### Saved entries

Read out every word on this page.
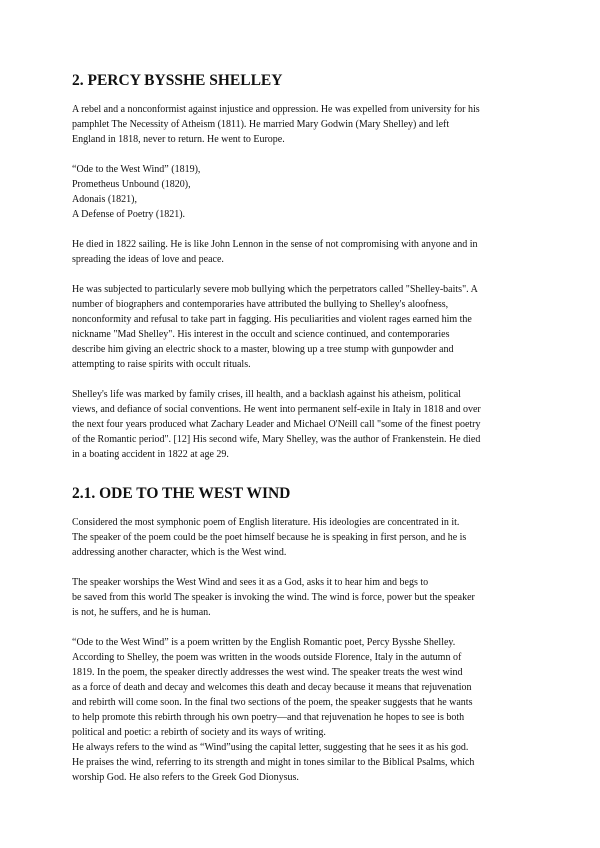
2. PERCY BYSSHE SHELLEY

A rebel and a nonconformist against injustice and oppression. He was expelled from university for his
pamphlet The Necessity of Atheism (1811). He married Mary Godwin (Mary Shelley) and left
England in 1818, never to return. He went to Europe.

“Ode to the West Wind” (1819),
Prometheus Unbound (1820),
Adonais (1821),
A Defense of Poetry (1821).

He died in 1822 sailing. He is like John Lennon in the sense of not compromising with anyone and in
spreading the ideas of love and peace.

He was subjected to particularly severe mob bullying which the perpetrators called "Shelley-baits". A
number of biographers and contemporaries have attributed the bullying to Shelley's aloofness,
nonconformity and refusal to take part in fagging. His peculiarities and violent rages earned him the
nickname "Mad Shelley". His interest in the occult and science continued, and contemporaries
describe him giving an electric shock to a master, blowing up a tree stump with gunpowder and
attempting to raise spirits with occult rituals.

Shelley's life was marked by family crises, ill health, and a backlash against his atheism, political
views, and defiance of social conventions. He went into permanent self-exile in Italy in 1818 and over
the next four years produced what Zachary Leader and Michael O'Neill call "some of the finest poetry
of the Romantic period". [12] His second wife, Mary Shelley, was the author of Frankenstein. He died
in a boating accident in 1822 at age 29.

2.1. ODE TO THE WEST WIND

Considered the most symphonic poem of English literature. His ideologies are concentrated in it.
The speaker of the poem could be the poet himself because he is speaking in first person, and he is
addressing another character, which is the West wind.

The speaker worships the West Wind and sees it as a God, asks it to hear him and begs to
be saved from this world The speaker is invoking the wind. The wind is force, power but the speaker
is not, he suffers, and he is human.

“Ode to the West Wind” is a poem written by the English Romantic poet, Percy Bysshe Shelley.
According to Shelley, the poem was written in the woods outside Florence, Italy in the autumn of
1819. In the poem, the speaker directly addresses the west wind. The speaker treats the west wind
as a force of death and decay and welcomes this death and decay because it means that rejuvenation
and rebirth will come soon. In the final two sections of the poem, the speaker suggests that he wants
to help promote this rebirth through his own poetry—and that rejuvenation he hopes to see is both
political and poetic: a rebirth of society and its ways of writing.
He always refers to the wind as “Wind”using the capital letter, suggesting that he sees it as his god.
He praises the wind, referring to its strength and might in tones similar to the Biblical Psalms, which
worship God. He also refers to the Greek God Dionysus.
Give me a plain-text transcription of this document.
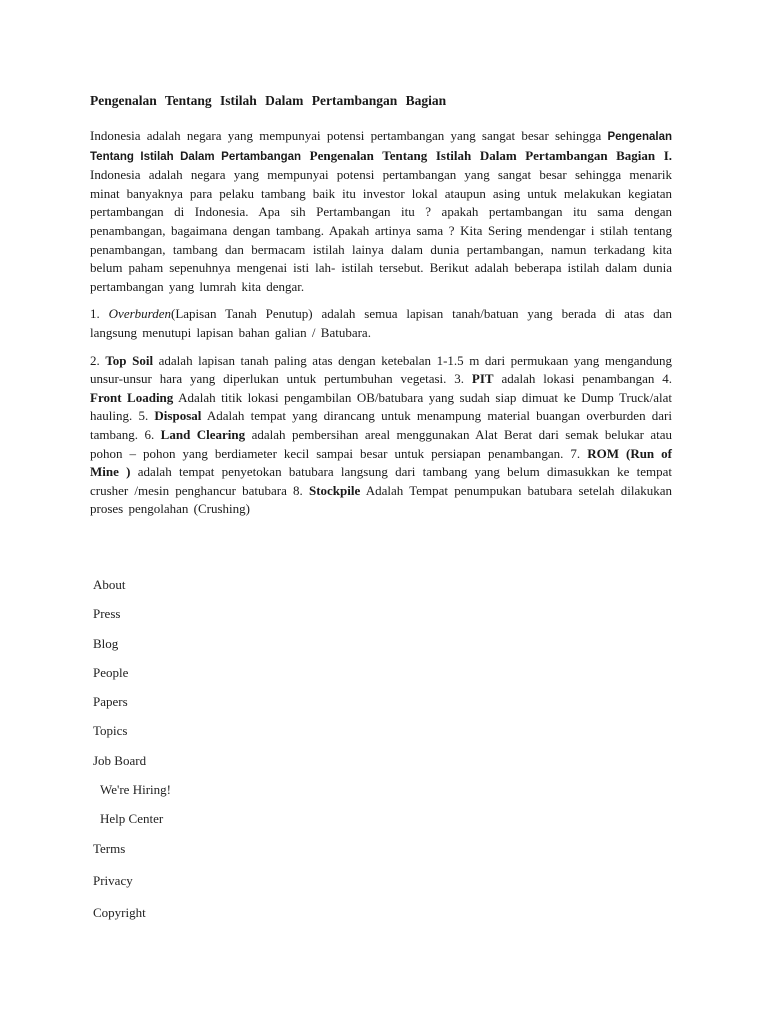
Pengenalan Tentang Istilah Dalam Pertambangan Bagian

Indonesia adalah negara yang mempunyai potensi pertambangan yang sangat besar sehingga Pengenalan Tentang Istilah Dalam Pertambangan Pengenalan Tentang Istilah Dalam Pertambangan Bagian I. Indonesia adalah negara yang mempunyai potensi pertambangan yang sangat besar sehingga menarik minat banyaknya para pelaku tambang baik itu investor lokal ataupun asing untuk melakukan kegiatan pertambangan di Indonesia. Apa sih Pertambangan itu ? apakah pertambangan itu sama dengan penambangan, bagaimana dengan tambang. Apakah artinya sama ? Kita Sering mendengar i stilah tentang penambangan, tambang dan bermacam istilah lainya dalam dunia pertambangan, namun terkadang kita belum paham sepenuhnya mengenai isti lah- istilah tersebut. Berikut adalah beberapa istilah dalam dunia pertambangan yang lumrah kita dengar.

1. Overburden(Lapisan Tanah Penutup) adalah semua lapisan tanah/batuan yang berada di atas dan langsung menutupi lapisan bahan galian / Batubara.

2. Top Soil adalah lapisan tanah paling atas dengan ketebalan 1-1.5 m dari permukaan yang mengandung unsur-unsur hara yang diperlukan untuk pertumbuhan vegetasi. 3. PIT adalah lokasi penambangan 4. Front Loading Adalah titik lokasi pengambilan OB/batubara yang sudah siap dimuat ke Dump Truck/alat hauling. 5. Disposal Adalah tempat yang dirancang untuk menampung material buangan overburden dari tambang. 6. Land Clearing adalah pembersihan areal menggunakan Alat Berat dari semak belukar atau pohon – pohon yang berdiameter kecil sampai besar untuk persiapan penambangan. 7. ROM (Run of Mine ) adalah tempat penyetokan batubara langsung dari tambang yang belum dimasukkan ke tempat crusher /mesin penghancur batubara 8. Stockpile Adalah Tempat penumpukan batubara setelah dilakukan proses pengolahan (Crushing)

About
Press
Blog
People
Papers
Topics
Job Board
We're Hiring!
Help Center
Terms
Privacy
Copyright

### YOUR OBJECTIVE
Take the listing above and print it exactly, apart from the pictures.

### CORRECT RESPONSE
Read out every word on this page.
2. PERCY BYSSHE SHELLEY

A rebel and a nonconformist against injustice and oppression. He was expelled from university for his
pamphlet The Necessity of Atheism (1811). He married Mary Godwin (Mary Shelley) and left
England in 1818, never to return. He went to Europe.

“Ode to the West Wind” (1819),
Prometheus Unbound (1820),
Adonais (1821),
A Defense of Poetry (1821).

He died in 1822 sailing. He is like John Lennon in the sense of not compromising with anyone and in
spreading the ideas of love and peace.

He was subjected to particularly severe mob bullying which the perpetrators called "Shelley-baits". A
number of biographers and contemporaries have attributed the bullying to Shelley's aloofness,
nonconformity and refusal to take part in fagging. His peculiarities and violent rages earned him the
nickname "Mad Shelley". His interest in the occult and science continued, and contemporaries
describe him giving an electric shock to a master, blowing up a tree stump with gunpowder and
attempting to raise spirits with occult rituals.

Shelley's life was marked by family crises, ill health, and a backlash against his atheism, political
views, and defiance of social conventions. He went into permanent self-exile in Italy in 1818 and over
the next four years produced what Zachary Leader and Michael O'Neill call "some of the finest poetry
of the Romantic period". [12] His second wife, Mary Shelley, was the author of Frankenstein. He died
in a boating accident in 1822 at age 29.

2.1. ODE TO THE WEST WIND

Considered the most symphonic poem of English literature. His ideologies are concentrated in it.
The speaker of the poem could be the poet himself because he is speaking in first person, and he is
addressing another character, which is the West wind.

The speaker worships the West Wind and sees it as a God, asks it to hear him and begs to
be saved from this world The speaker is invoking the wind. The wind is force, power but the speaker
is not, he suffers, and he is human.

“Ode to the West Wind” is a poem written by the English Romantic poet, Percy Bysshe Shelley.
According to Shelley, the poem was written in the woods outside Florence, Italy in the autumn of
1819. In the poem, the speaker directly addresses the west wind. The speaker treats the west wind
as a force of death and decay and welcomes this death and decay because it means that rejuvenation
and rebirth will come soon. In the final two sections of the poem, the speaker suggests that he wants
to help promote this rebirth through his own poetry—and that rejuvenation he hopes to see is both
political and poetic: a rebirth of society and its ways of writing.
He always refers to the wind as “Wind”using the capital letter, suggesting that he sees it as his god.
He praises the wind, referring to its strength and might in tones similar to the Biblical Psalms, which
worship God. He also refers to the Greek God Dionysus.
Give me a plain-text transcription of this document.
Pengenalan Tentang Istilah Dalam Pertambangan Bagian

Indonesia adalah negara yang mempunyai potensi pertambangan yang sangat besar sehingga Pengenalan Tentang Istilah Dalam Pertambangan Pengenalan Tentang Istilah Dalam Pertambangan Bagian I. Indonesia adalah negara yang mempunyai potensi pertambangan yang sangat besar sehingga menarik minat banyaknya para pelaku tambang baik itu investor lokal ataupun asing untuk melakukan kegiatan pertambangan di Indonesia. Apa sih Pertambangan itu ? apakah pertambangan itu sama dengan penambangan, bagaimana dengan tambang. Apakah artinya sama ? Kita Sering mendengar i stilah tentang penambangan, tambang dan bermacam istilah lainya dalam dunia pertambangan, namun terkadang kita belum paham sepenuhnya mengenai isti lah- istilah tersebut. Berikut adalah beberapa istilah dalam dunia pertambangan yang lumrah kita dengar.

1. Overburden(Lapisan Tanah Penutup) adalah semua lapisan tanah/batuan yang berada di atas dan langsung menutupi lapisan bahan galian / Batubara.

2. Top Soil adalah lapisan tanah paling atas dengan ketebalan 1-1.5 m dari permukaan yang mengandung unsur-unsur hara yang diperlukan untuk pertumbuhan vegetasi. 3. PIT adalah lokasi penambangan 4. Front Loading Adalah titik lokasi pengambilan OB/batubara yang sudah siap dimuat ke Dump Truck/alat hauling. 5. Disposal Adalah tempat yang dirancang untuk menampung material buangan overburden dari tambang. 6. Land Clearing adalah pembersihan areal menggunakan Alat Berat dari semak belukar atau pohon – pohon yang berdiameter kecil sampai besar untuk persiapan penambangan. 7. ROM (Run of Mine ) adalah tempat penyetokan batubara langsung dari tambang yang belum dimasukkan ke tempat crusher /mesin penghancur batubara 8. Stockpile Adalah Tempat penumpukan batubara setelah dilakukan proses pengolahan (Crushing)

About
Press
Blog
People
Papers
Topics
Job Board
We're Hiring!
Help Center
Terms
Privacy
Copyright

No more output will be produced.